--- start STORED ROWS ---

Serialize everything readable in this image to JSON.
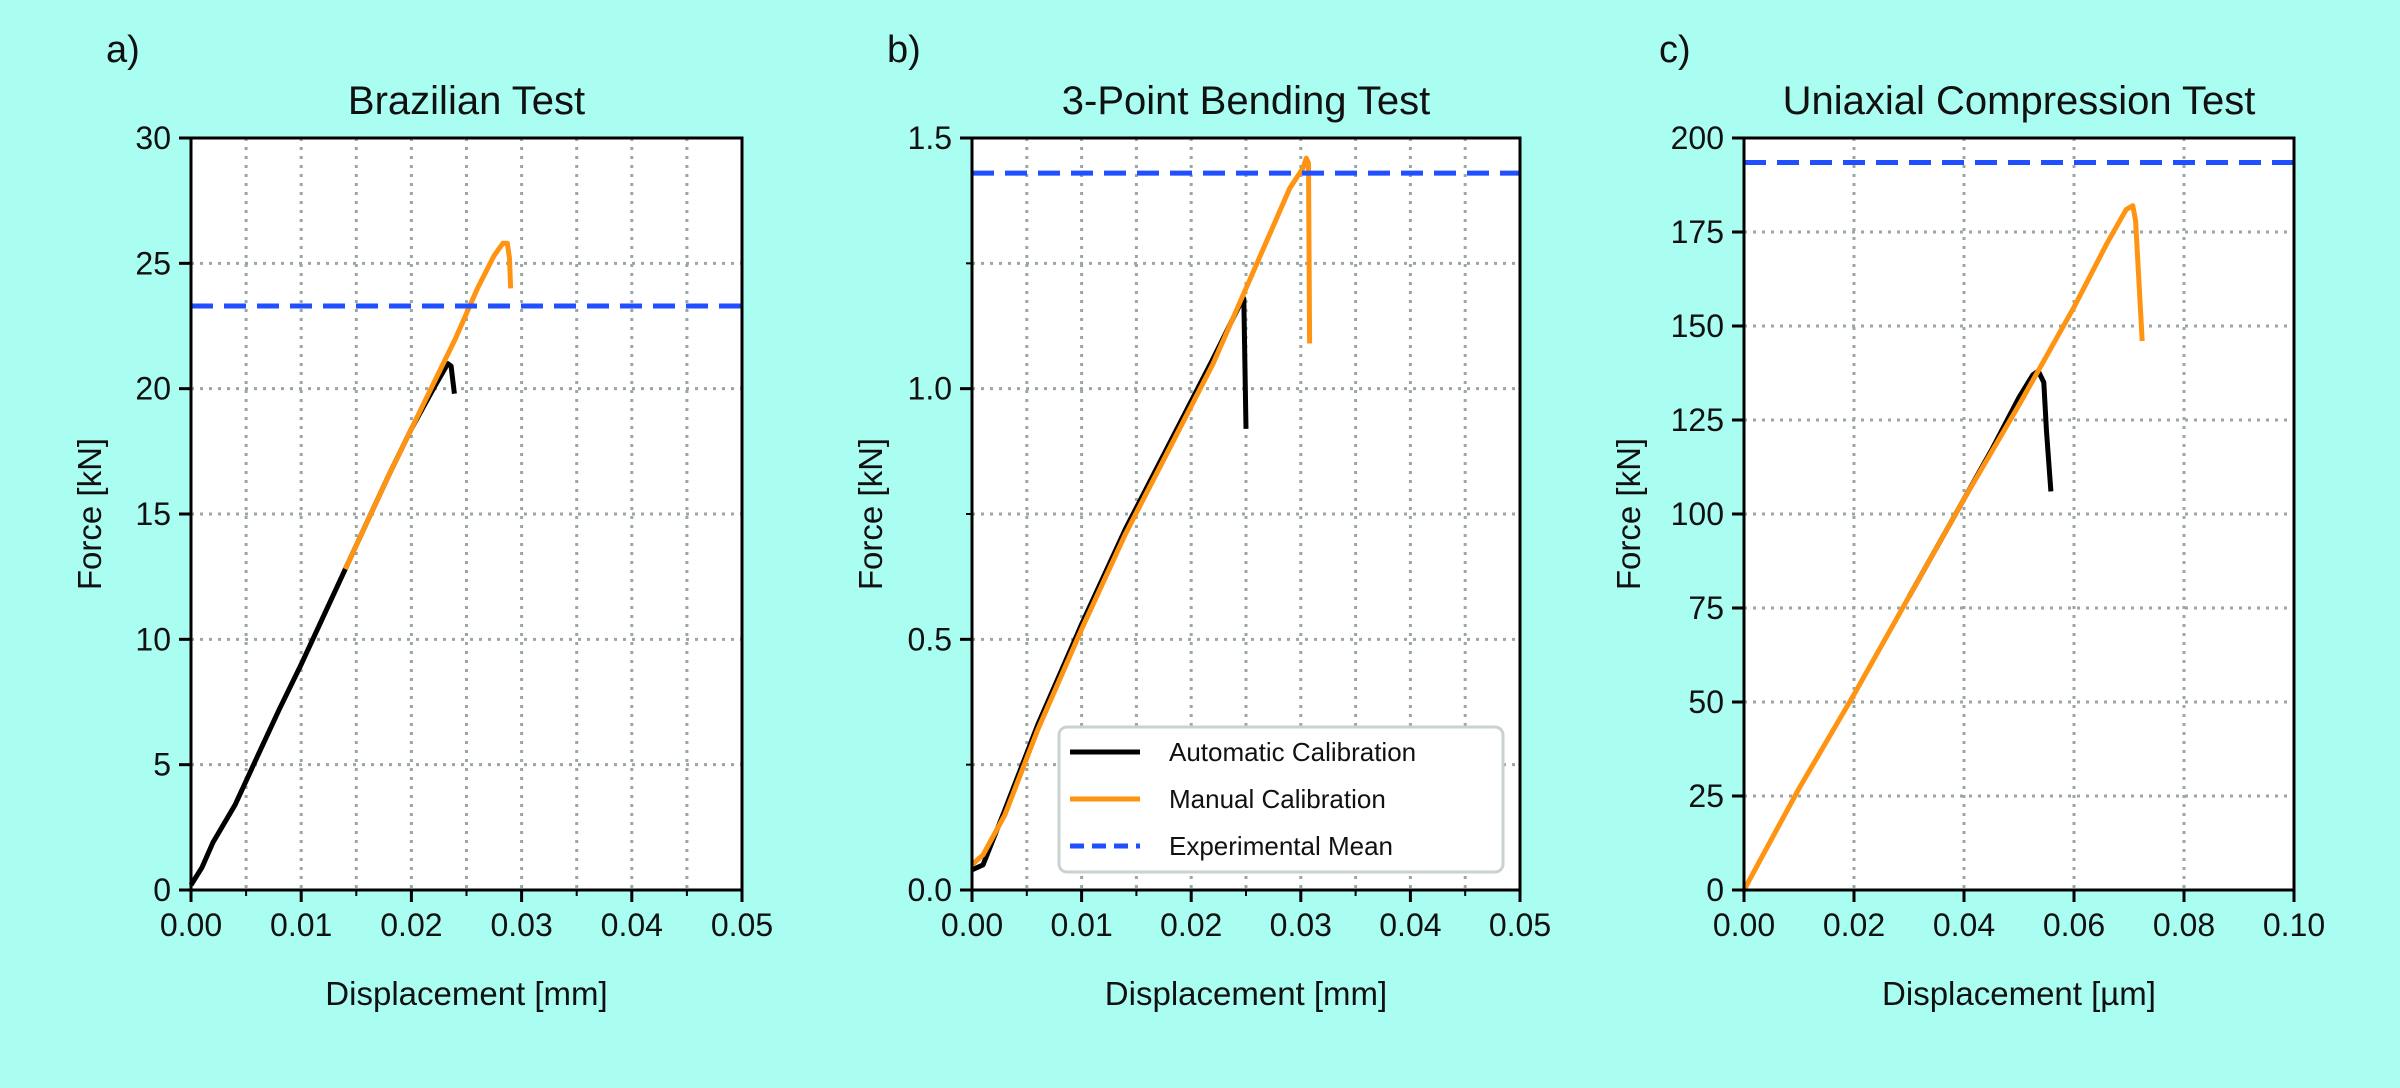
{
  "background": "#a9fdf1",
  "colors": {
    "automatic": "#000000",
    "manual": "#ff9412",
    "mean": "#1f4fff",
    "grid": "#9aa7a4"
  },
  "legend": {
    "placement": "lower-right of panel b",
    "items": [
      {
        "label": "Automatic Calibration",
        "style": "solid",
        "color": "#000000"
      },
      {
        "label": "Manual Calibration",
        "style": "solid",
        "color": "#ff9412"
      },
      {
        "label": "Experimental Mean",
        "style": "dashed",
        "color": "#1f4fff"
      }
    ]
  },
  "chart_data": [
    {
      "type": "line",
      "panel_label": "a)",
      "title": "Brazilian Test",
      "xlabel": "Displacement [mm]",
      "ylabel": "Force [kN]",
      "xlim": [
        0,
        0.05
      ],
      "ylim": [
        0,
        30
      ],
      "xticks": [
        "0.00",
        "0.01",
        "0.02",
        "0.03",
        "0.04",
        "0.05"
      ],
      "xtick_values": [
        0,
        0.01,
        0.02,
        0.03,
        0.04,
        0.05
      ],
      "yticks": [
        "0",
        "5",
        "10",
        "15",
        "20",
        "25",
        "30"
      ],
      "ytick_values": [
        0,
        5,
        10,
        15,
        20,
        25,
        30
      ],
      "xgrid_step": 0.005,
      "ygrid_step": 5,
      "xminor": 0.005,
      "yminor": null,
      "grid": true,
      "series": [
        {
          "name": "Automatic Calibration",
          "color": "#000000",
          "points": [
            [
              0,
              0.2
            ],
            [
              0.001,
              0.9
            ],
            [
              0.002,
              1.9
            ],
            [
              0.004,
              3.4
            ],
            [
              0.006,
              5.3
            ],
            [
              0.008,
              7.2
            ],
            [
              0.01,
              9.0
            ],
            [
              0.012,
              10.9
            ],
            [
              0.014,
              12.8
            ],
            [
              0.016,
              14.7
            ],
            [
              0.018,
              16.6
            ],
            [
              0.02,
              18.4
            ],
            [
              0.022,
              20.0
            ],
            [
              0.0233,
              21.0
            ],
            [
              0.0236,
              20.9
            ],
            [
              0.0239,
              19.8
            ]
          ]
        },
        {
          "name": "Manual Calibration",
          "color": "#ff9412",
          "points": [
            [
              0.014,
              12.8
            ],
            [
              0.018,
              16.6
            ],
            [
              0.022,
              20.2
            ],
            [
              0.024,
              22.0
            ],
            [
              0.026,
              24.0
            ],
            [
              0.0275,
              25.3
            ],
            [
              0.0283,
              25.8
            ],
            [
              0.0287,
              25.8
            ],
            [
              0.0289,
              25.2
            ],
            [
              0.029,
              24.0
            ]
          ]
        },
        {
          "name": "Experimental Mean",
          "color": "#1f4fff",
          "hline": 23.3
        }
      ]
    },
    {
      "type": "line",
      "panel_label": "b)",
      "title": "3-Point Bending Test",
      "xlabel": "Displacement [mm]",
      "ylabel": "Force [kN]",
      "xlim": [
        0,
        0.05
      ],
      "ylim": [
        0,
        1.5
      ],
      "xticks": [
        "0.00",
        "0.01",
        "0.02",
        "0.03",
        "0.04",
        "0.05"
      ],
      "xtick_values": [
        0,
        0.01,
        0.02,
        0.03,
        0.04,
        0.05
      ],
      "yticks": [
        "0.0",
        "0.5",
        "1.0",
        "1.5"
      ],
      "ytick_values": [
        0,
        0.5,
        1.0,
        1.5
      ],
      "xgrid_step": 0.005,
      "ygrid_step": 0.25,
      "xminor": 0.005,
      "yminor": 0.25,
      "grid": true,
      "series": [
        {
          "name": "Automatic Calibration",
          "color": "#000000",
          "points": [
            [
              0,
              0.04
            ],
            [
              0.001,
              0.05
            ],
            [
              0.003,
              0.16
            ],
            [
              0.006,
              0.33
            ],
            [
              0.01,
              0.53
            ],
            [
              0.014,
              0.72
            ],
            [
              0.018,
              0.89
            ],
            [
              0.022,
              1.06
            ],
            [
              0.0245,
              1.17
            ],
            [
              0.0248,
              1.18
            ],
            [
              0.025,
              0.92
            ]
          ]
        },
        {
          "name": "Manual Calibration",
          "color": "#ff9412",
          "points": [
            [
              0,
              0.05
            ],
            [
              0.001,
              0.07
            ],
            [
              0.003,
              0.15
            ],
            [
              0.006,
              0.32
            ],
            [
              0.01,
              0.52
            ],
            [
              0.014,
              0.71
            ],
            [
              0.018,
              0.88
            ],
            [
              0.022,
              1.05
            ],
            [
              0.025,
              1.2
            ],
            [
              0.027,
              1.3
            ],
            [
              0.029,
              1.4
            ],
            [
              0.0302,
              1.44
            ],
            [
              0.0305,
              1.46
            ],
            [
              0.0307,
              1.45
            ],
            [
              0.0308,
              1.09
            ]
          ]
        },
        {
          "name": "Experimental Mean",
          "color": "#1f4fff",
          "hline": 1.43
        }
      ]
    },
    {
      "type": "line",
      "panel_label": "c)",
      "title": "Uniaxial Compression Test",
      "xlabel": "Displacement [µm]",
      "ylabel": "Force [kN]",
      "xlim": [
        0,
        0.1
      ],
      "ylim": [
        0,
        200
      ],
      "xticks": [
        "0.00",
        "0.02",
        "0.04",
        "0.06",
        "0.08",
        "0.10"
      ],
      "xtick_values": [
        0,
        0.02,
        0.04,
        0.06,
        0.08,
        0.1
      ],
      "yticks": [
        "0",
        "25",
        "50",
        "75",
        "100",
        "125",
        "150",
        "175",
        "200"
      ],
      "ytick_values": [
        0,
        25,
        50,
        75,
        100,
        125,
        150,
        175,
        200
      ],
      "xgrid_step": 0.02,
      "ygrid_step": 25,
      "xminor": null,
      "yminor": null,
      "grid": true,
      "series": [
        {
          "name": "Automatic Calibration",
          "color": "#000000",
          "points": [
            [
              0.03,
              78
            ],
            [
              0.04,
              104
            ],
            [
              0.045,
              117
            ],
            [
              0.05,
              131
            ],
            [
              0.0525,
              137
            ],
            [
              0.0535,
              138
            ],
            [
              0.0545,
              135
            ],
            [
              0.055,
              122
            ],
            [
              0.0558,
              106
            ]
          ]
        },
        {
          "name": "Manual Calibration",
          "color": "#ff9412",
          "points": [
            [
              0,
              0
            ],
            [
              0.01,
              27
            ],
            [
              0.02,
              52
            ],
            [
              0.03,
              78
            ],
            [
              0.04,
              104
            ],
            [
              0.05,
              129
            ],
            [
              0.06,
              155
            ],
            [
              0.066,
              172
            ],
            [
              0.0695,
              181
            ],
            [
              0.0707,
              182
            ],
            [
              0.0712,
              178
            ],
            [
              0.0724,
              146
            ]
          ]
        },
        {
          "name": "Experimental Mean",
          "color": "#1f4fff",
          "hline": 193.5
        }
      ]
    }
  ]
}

--- end STORED ROWS ---

EXERCISE OBJECTIVE | Look through the data above. Find each line with the string "title" and copy it.

WRITTEN RESPONSE |
      "title": "Brazilian Test",
      "title": "3-Point Bending Test",
      "title": "Uniaxial Compression Test",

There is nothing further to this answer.